• Challenge
All the records that follow need to be reproduced exactly. Omit the images.

• Data provided
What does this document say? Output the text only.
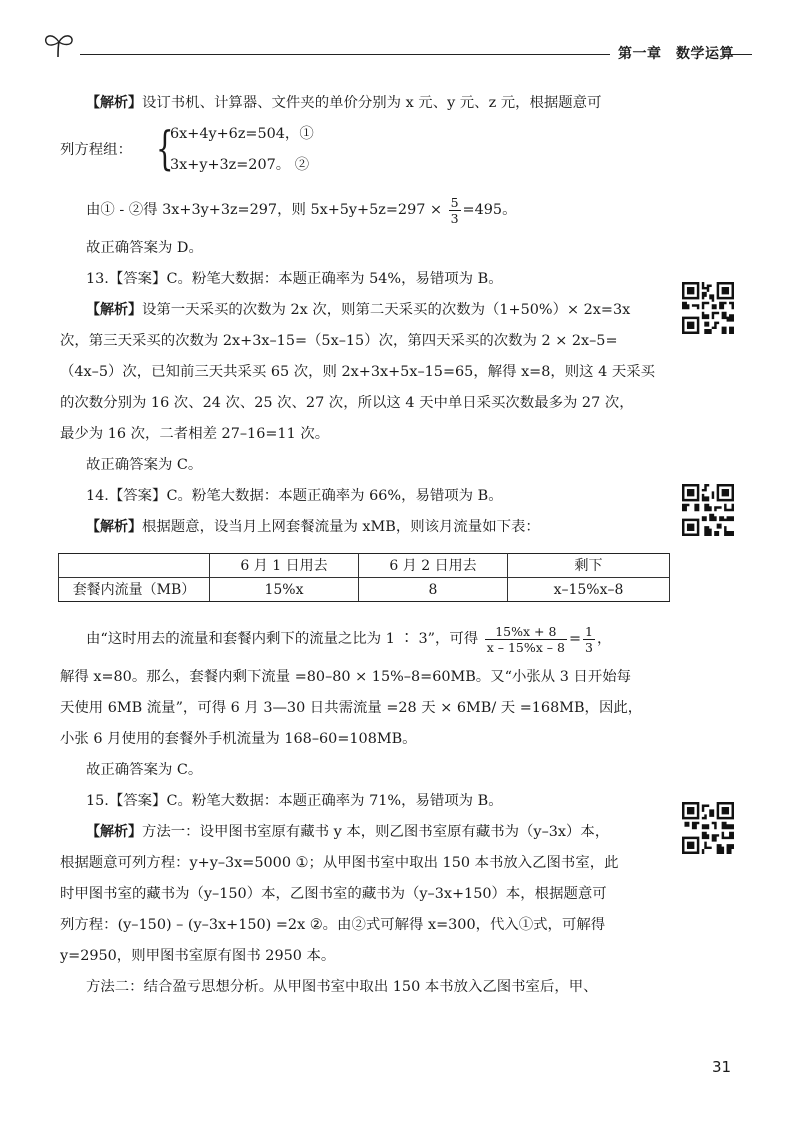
第一章　数学运算

【解析】设订书机、计算器、文件夹的单价分别为 x 元、y 元、z 元，根据题意可

列方程组： {
6x+4y+6z=504，①
3x+y+3z=207。 ②

由① - ②得 3x+3y+3z=297，则 $5x+5y+5z=297 \times \frac{5}{3} =495$。

故正确答案为 D。

13.【答案】C。粉笔大数据：本题正确率为 54%，易错项为 B。

【解析】设第一天采买的次数为 2x 次，则第二天采买的次数为（1+50%）× 2x=3x

次，第三天采买的次数为 2x+3x–15=（5x–15）次，第四天采买的次数为 2 × 2x–5=

（4x–5）次，已知前三天共采买 65 次，则 2x+3x+5x–15=65，解得 x=8，则这 4 天采买

的次数分别为 16 次、24 次、25 次、27 次，所以这 4 天中单日采买次数最多为 27 次，

最少为 16 次，二者相差 27–16=11 次。

故正确答案为 C。

14.【答案】C。粉笔大数据：本题正确率为 66%，易错项为 B。

【解析】根据题意，设当月上网套餐流量为 xMB，则该月流量如下表：

	6 月 1 日用去	6 月 2 日用去	剩下
套餐内流量（MB）	15%x	8	x–15%x–8

由“这时用去的流量和套餐内剩下的流量之比为 1 ∶ 3”，可得 $\frac{15\%x + 8}{x - 15\%x - 8} = \frac{1}{3}$ ，

解得 x=80。那么，套餐内剩下流量 =80–80 × 15%–8=60MB。又“小张从 3 日开始每

天使用 6MB 流量”，可得 6 月 3—30 日共需流量 =28 天 × 6MB/ 天 =168MB，因此，

小张 6 月使用的套餐外手机流量为 168–60=108MB。

故正确答案为 C。

15.【答案】C。粉笔大数据：本题正确率为 71%，易错项为 B。

【解析】方法一：设甲图书室原有藏书 y 本，则乙图书室原有藏书为（y–3x）本，

根据题意可列方程：y+y–3x=5000 ①；从甲图书室中取出 150 本书放入乙图书室，此

时甲图书室的藏书为（y–150）本，乙图书室的藏书为（y–3x+150）本，根据题意可

列方程：(y–150) – (y–3x+150) =2x ②。由②式可解得 x=300，代入①式，可解得

y=2950，则甲图书室原有图书 2950 本。

方法二：结合盈亏思想分析。从甲图书室中取出 150 本书放入乙图书室后，甲、

31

• Response to this task
What does this document say? Output the text only.
第一章　数学运算

【解析】设订书机、计算器、文件夹的单价分别为 x 元、y 元、z 元，根据题意可

列方程组： {
6x+4y+6z=504，①
3x+y+3z=207。 ②

由① - ②得 3x+3y+3z=297，则 $5x+5y+5z=297 \times \frac{5}{3} =495$。

故正确答案为 D。

13.【答案】C。粉笔大数据：本题正确率为 54%，易错项为 B。

【解析】设第一天采买的次数为 2x 次，则第二天采买的次数为（1+50%）× 2x=3x

次，第三天采买的次数为 2x+3x–15=（5x–15）次，第四天采买的次数为 2 × 2x–5=

（4x–5）次，已知前三天共采买 65 次，则 2x+3x+5x–15=65，解得 x=8，则这 4 天采买

的次数分别为 16 次、24 次、25 次、27 次，所以这 4 天中单日采买次数最多为 27 次，

最少为 16 次，二者相差 27–16=11 次。

故正确答案为 C。

14.【答案】C。粉笔大数据：本题正确率为 66%，易错项为 B。

【解析】根据题意，设当月上网套餐流量为 xMB，则该月流量如下表：

	6 月 1 日用去	6 月 2 日用去	剩下
套餐内流量（MB）	15%x	8	x–15%x–8

由“这时用去的流量和套餐内剩下的流量之比为 1 ∶ 3”，可得 $\frac{15\%x + 8}{x - 15\%x - 8} = \frac{1}{3}$ ，

解得 x=80。那么，套餐内剩下流量 =80–80 × 15%–8=60MB。又“小张从 3 日开始每

天使用 6MB 流量”，可得 6 月 3—30 日共需流量 =28 天 × 6MB/ 天 =168MB，因此，

小张 6 月使用的套餐外手机流量为 168–60=108MB。

故正确答案为 C。

15.【答案】C。粉笔大数据：本题正确率为 71%，易错项为 B。

【解析】方法一：设甲图书室原有藏书 y 本，则乙图书室原有藏书为（y–3x）本，

根据题意可列方程：y+y–3x=5000 ①；从甲图书室中取出 150 本书放入乙图书室，此

时甲图书室的藏书为（y–150）本，乙图书室的藏书为（y–3x+150）本，根据题意可

列方程：(y–150) – (y–3x+150) =2x ②。由②式可解得 x=300，代入①式，可解得

y=2950，则甲图书室原有图书 2950 本。

方法二：结合盈亏思想分析。从甲图书室中取出 150 本书放入乙图书室后，甲、

31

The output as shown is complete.